* AIM *
Skip the images and return the records below exactly.
# DATA SUPPLIED start
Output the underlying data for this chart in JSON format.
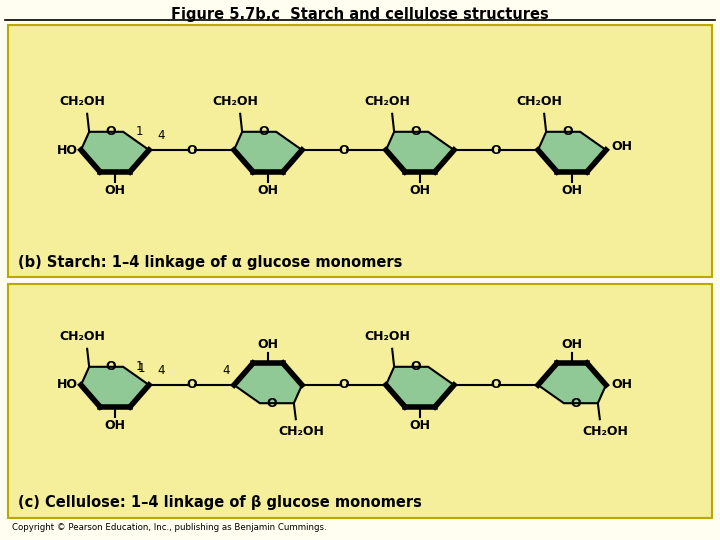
{
  "title": "Figure 5.7b,c  Starch and cellulose structures",
  "panel_bg": "#F5EE9A",
  "ring_fill": "#90C896",
  "ring_edge": "#000000",
  "text_color": "#000000",
  "label_b": "(b) Starch: 1–4 linkage of α glucose monomers",
  "label_c": "(c) Cellulose: 1–4 linkage of β glucose monomers",
  "copyright": "Copyright © Pearson Education, Inc., publishing as Benjamin Cummings.",
  "fig_width": 7.2,
  "fig_height": 5.4
}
# DATA SUPPLIED end
* TASK ANSWER *
Output the underlying data for this chart in JSON format.
{
  "title": "Figure 5.7b,c  Starch and cellulose structures",
  "panel_bg": "#F5EE9A",
  "ring_fill": "#90C896",
  "ring_edge": "#000000",
  "text_color": "#000000",
  "label_b": "(b) Starch: 1–4 linkage of α glucose monomers",
  "label_c": "(c) Cellulose: 1–4 linkage of β glucose monomers",
  "copyright": "Copyright © Pearson Education, Inc., publishing as Benjamin Cummings.",
  "fig_width": 7.2,
  "fig_height": 5.4
}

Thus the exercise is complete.